** Instruction **
In the material below, list every line carrying the string "this".

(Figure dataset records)
====

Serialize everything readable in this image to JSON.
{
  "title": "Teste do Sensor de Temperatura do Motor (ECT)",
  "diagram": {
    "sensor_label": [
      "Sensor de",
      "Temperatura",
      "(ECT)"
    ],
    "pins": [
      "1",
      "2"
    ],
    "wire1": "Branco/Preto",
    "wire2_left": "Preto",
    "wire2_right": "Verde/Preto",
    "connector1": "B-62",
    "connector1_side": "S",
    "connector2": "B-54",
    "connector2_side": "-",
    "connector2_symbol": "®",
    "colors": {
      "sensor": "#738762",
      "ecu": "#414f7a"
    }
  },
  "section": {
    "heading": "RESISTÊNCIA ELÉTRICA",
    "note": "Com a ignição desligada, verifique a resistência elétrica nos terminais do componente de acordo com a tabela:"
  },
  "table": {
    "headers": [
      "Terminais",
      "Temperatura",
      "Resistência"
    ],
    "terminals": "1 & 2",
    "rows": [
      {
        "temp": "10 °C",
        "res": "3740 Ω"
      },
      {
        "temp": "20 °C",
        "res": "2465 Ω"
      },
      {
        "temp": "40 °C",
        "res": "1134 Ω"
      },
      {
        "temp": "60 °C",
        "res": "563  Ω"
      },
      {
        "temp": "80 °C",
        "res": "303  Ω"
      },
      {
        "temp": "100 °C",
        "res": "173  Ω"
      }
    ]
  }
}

====

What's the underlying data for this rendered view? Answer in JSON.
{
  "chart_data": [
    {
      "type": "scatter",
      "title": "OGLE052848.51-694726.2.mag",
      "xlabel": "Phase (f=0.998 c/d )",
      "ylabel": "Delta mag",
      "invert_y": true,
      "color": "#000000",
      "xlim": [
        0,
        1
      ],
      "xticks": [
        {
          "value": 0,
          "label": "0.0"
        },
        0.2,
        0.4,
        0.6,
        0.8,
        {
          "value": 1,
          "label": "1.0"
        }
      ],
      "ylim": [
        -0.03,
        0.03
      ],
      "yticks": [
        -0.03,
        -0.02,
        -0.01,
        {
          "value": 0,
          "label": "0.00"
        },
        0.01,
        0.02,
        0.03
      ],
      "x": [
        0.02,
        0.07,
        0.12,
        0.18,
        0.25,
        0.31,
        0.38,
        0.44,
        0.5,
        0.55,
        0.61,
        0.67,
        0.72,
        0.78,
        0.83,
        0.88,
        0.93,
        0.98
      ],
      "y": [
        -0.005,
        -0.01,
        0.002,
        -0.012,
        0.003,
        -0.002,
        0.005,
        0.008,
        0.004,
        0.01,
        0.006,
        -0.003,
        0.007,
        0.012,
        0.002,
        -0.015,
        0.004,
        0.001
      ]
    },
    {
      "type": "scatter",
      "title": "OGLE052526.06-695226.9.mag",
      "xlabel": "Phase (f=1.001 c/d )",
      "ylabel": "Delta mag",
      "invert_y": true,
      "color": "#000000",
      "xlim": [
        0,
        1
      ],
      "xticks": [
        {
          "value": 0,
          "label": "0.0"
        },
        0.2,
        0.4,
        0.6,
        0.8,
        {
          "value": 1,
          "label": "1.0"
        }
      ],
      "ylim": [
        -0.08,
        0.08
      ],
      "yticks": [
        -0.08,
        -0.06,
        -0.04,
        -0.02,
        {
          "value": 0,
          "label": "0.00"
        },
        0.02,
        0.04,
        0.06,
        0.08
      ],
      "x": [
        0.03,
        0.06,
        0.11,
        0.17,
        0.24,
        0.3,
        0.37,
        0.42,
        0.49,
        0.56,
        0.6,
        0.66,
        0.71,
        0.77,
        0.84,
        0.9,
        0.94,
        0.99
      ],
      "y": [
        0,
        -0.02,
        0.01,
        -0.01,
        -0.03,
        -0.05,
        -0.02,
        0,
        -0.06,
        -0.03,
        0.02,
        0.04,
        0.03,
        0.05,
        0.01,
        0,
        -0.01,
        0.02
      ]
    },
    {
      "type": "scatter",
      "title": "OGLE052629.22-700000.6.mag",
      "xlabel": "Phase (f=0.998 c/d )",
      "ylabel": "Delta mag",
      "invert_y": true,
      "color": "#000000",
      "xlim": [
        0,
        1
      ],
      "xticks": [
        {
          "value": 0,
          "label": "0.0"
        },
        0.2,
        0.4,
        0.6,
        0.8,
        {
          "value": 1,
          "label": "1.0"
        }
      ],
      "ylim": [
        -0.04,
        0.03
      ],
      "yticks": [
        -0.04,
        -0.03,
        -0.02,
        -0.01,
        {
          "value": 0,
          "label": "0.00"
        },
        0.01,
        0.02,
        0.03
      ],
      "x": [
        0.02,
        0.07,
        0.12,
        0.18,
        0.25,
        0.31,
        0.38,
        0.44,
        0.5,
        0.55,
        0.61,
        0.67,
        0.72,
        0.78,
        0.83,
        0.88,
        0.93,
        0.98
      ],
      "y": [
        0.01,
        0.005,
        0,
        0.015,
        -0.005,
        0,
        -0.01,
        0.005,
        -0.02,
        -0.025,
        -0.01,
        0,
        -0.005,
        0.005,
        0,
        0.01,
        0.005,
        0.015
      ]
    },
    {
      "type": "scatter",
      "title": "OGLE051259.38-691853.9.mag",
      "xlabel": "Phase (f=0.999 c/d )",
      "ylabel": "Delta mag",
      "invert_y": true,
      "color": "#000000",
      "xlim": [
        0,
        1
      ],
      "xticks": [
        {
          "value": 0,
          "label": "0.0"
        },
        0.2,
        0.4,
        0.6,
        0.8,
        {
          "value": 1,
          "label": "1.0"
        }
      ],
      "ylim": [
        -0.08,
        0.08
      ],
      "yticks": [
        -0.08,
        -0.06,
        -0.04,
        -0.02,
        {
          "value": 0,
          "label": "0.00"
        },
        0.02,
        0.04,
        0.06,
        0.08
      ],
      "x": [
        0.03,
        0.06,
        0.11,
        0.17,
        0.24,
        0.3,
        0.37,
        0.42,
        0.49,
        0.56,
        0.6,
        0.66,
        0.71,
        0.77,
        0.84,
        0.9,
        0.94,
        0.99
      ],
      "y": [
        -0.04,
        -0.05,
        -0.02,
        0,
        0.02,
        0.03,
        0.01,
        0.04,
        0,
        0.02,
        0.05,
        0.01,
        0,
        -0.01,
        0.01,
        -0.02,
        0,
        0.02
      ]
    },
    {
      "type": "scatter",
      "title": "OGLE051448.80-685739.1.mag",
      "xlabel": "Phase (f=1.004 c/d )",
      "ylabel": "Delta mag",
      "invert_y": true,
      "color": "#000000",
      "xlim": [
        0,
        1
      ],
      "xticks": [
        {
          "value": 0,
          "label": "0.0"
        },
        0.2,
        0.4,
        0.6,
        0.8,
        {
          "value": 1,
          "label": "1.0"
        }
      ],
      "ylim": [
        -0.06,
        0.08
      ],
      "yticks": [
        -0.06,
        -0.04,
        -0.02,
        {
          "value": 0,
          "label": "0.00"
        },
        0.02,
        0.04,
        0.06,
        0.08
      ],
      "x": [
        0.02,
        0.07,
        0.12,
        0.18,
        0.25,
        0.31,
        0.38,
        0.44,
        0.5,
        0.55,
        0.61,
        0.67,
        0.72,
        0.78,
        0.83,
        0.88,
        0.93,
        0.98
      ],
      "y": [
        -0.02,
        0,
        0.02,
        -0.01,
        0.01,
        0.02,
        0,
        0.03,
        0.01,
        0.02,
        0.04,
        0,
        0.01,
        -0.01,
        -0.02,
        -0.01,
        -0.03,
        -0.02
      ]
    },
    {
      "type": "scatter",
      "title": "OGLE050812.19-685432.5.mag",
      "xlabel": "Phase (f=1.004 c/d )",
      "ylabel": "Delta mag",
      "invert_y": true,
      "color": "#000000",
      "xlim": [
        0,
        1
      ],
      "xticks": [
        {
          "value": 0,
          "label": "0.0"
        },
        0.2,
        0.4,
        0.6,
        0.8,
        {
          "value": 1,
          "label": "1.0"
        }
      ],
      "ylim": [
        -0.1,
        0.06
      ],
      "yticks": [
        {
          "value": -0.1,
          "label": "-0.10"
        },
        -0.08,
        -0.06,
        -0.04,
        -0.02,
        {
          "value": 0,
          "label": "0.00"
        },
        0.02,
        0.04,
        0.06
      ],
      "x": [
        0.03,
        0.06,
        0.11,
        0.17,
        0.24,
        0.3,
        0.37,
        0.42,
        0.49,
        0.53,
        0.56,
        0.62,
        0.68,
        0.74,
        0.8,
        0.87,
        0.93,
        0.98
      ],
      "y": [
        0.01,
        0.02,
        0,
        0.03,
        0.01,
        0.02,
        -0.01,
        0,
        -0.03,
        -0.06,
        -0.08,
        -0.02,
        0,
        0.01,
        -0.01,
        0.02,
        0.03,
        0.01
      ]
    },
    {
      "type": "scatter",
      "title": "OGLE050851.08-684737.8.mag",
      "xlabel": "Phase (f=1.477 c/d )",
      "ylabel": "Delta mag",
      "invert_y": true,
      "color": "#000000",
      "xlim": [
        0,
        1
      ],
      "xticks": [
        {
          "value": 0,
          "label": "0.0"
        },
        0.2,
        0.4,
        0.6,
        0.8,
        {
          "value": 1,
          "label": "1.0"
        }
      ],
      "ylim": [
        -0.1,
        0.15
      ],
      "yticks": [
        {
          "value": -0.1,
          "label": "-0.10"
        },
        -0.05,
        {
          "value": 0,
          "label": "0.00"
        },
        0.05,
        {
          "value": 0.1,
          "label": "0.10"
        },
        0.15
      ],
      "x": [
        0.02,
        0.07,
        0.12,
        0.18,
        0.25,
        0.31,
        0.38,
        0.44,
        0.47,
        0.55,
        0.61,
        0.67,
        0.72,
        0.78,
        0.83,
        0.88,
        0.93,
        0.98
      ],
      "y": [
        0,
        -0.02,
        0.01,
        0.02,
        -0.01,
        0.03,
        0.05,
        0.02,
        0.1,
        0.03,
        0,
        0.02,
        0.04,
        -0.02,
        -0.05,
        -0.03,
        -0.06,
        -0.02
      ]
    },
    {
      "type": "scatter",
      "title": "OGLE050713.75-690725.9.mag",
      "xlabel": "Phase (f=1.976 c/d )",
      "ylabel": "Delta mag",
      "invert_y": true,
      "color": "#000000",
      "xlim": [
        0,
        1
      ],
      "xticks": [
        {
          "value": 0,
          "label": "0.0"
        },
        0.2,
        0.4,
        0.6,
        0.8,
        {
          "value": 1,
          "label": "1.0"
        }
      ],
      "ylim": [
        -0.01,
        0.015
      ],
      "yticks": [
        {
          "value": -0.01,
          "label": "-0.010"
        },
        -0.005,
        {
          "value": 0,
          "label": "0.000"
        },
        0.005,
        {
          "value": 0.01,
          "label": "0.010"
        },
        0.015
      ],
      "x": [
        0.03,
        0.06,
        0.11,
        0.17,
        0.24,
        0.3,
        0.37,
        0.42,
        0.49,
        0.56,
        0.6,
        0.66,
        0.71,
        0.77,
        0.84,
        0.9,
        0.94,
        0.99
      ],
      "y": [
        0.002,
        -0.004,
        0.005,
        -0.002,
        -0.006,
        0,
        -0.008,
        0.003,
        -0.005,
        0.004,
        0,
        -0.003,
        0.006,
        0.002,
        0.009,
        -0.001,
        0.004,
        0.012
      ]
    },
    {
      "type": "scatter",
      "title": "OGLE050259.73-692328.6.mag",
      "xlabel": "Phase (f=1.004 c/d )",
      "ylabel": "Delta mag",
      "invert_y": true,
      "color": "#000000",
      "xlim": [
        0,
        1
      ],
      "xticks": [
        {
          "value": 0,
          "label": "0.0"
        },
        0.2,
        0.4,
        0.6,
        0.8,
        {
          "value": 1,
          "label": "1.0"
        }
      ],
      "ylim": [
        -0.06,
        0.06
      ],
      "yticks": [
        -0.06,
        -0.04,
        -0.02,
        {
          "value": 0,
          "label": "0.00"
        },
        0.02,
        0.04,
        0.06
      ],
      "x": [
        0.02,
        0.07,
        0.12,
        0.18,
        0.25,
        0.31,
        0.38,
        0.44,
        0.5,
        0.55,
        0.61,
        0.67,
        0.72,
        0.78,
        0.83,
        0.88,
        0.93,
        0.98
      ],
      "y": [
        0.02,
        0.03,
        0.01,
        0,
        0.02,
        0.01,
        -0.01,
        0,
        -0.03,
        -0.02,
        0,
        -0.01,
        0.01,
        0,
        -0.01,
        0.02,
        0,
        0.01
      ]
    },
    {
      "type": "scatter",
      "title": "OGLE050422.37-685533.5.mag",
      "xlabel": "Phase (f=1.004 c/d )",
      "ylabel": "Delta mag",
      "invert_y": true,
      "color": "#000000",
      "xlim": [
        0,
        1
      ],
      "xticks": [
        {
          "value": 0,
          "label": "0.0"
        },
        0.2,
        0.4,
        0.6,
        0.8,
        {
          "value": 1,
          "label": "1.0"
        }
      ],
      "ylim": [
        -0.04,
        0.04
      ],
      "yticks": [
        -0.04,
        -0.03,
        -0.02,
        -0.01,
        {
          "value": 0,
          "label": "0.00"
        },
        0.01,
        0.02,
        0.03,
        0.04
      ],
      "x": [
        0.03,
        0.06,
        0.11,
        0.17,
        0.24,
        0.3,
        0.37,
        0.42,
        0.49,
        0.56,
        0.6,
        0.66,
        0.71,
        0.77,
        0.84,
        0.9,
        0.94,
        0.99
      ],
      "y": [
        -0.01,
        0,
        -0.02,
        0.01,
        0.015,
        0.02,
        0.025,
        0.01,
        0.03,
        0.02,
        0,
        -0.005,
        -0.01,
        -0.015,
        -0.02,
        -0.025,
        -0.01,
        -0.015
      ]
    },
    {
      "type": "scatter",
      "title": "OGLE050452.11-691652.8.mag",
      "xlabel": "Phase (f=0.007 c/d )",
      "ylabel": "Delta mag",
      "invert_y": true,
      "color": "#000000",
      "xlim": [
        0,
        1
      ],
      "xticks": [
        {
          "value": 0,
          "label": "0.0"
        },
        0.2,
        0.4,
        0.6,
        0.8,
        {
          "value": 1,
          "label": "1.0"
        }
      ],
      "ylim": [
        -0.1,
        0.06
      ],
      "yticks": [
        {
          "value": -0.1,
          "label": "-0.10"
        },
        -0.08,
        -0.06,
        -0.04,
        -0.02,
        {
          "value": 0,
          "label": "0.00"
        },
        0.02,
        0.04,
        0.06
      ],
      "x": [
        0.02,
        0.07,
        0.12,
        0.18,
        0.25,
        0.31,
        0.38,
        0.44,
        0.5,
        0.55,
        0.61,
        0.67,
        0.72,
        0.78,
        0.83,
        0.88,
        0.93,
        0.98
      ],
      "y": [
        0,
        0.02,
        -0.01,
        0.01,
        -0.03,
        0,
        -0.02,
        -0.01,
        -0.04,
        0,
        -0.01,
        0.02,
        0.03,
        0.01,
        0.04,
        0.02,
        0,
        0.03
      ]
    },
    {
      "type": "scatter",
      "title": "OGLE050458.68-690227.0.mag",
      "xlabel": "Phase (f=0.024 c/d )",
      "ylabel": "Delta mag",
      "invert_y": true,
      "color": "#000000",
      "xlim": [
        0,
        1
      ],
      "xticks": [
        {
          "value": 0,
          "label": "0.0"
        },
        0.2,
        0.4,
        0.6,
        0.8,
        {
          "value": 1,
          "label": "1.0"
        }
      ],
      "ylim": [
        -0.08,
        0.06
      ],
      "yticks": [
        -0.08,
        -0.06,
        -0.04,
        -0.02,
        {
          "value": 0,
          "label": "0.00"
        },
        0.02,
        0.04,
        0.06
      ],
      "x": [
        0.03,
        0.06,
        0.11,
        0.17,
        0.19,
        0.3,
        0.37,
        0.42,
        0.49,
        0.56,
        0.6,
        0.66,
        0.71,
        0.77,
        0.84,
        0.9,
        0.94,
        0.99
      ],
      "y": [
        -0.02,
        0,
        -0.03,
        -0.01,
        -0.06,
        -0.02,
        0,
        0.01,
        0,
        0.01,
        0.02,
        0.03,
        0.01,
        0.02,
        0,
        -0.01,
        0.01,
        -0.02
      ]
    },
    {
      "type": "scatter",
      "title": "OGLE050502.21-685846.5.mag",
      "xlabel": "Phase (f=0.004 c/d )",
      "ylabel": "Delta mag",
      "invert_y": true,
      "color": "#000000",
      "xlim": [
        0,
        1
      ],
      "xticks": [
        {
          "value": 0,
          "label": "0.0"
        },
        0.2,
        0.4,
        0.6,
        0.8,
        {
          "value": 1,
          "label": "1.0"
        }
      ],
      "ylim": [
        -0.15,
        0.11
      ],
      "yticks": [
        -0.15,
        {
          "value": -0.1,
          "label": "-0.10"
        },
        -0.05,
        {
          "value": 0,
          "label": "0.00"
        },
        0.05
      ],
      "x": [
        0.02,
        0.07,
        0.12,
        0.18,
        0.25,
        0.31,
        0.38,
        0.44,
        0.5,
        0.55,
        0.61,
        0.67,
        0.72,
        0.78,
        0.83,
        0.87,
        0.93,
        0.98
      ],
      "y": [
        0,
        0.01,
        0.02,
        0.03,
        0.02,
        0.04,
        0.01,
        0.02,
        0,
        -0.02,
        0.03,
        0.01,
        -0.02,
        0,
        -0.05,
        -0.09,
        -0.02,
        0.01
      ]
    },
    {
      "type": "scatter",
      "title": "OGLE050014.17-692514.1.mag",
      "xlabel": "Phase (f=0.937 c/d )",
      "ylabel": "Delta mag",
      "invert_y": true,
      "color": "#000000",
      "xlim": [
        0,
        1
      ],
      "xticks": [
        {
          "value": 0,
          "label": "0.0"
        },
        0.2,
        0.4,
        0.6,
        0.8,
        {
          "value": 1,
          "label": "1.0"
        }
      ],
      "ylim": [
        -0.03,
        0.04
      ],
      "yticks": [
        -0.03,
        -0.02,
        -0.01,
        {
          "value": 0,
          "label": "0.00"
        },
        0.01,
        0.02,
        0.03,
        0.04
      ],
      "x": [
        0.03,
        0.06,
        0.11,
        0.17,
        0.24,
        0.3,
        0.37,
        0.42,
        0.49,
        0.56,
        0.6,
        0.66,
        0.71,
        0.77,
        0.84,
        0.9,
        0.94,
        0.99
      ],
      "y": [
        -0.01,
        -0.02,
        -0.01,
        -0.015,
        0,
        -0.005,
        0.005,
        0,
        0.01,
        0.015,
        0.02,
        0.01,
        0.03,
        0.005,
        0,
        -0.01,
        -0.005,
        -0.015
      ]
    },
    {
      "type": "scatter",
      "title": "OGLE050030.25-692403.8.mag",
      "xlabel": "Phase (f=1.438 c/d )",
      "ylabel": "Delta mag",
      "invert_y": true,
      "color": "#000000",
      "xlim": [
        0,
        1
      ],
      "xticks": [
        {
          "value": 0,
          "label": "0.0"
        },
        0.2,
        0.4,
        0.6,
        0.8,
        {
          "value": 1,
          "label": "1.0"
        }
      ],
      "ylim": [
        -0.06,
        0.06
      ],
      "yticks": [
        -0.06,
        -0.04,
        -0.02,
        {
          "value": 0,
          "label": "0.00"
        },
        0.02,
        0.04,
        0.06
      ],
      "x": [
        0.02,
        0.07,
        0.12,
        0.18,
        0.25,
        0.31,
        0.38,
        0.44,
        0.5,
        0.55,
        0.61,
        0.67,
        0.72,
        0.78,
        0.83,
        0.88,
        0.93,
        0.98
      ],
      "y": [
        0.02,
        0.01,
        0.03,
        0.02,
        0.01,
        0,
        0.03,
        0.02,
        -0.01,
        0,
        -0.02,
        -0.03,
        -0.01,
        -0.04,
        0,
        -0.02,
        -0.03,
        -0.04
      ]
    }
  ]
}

====

** Correct response **
Serialize everything readable in this image to JSON.
What's the underlying data for this rendered view? Answer in JSON.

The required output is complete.